(INSTRUCTIONS):
- 1) In the article on the residency ruling, how long had the two Philippine domestic helpers worked in Hong Kong?
- 2) Transcribe the part of the article on the residency ruling between "PUBLISHED : Monday, 25" and "of immigration law.", inclusive.

• Tue
  • Sep 16, 2014
  • Updated: 2:06pm
NewsHong Kong
COURTS

Foreign helpers' plea for permanent residency fails

Judgment by top court ends two-year saga over right of abode and denies request by the government for Beijing 'interpretation'

PUBLISHED : Monday, 25 March, 2013, 10:39am
UPDATED : Tuesday, 26 March, 2013, 11:27am

The top court ruled yesterday that foreign domestic helpers did not have the right to apply for permanent residency, affirming the government's right to impose immigration controls.

The landmark judgment ended the two-year right-of-abode saga that began when Evangeline Vallejos and Daniel Domingo, two Philippine domestic helpers who had worked in Hong Kong for more than 20 years, sought a judicial review of immigration law.

Mark Daly, solicitor for the two, said Vallejos was "calmly resigned" and that Domingo had called the ruling "unfair".

Eman Villanueva, spokesman for the Asian Migrants' Co-ordinating Body, said: "The ruling gives a judicial feel to the unfair treatment and social exclusion of foreign domestic workers in Hong Kong."

But also in its unanimous decision, the Court of Final Appeal rejected the government's controversial request that it seek an interpretation from Beijing, ruling it "unnecessary".

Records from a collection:
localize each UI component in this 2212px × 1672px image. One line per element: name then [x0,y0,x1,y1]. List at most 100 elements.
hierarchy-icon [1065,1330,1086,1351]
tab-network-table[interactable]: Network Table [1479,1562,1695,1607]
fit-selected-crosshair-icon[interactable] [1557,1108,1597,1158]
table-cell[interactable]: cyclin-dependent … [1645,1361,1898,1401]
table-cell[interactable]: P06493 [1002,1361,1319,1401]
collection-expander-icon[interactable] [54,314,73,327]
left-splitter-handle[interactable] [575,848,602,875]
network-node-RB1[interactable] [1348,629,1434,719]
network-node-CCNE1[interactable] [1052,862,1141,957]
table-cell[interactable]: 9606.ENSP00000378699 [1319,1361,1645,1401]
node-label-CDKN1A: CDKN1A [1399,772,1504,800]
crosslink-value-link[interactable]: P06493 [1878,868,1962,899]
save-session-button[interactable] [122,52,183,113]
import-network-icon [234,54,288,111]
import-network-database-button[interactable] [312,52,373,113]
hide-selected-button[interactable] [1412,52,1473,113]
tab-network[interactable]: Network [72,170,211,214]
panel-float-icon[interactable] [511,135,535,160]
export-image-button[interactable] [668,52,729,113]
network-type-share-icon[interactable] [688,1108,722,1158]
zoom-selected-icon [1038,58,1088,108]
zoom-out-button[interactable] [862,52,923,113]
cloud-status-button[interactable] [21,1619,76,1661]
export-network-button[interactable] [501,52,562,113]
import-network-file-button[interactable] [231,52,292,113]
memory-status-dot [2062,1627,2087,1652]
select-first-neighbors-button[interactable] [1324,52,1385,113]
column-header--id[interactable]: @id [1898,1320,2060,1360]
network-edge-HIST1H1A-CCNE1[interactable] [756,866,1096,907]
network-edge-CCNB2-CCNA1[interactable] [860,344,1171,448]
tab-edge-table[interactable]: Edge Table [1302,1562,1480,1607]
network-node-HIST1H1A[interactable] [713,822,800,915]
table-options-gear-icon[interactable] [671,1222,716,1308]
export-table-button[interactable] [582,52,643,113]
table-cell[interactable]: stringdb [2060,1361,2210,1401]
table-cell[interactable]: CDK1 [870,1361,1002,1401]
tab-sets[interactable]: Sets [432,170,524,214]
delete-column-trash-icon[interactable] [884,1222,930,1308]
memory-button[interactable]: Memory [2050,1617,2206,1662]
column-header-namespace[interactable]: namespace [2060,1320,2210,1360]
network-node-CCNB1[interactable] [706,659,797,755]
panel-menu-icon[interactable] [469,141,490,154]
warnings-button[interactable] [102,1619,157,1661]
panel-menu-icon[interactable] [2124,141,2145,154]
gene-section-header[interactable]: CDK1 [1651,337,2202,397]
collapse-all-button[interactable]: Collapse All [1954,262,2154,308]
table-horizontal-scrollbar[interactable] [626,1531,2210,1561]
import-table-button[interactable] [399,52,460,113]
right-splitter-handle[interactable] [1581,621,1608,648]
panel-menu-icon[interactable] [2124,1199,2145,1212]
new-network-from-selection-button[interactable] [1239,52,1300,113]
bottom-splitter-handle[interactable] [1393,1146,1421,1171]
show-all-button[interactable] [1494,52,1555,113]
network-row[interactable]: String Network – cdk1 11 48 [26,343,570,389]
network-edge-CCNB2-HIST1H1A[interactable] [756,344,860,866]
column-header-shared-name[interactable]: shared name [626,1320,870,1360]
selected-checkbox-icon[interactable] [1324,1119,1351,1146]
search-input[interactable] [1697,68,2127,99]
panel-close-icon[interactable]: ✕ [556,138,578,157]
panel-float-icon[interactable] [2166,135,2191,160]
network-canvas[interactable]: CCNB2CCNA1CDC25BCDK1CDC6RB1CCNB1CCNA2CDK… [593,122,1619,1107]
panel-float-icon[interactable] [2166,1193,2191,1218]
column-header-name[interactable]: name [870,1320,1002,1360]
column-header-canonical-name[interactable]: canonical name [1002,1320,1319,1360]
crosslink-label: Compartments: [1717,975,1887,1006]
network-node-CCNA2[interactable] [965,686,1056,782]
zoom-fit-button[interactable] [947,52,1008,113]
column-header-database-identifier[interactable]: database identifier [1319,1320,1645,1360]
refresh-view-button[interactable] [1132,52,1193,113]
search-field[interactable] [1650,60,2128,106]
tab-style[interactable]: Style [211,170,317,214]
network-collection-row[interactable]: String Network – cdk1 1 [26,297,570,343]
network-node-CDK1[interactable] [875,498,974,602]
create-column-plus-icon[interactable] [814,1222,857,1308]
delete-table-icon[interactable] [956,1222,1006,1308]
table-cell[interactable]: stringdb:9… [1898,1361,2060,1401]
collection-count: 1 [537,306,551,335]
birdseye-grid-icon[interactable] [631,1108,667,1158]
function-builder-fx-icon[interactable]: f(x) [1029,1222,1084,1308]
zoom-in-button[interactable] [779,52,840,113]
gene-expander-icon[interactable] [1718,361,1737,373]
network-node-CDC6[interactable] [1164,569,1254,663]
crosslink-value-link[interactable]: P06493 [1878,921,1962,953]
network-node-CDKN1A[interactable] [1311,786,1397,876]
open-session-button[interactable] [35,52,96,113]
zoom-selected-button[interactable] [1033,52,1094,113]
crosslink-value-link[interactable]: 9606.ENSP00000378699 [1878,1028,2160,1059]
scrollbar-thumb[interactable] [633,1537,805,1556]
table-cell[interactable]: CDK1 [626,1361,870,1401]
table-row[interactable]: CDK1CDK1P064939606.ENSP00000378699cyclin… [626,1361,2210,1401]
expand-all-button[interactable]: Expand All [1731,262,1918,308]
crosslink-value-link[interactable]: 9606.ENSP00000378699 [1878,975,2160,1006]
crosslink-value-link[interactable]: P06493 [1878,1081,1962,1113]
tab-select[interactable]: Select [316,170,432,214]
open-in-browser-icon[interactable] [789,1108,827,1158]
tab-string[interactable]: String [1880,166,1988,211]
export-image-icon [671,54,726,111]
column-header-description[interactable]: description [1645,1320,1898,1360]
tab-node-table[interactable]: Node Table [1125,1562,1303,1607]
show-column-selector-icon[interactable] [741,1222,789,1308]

(TASK-BY-TASK RESULTS):
- 1) More than 20 years.

- 2)
PUBLISHED : Monday, 25 March, 2013, 10:39am
UPDATED : Tuesday, 26 March, 2013, 11:27am

The top court ruled yesterday that foreign domestic helpers did not have the right to apply for permanent residency, affirming the government's right to impose immigration controls.

The landmark judgment ended the two-year right-of-abode saga that began when Evangeline Vallejos and Daniel Domingo, two Philippine domestic helpers who had worked in Hong Kong for more than 20 years, sought a judicial review of immigration law.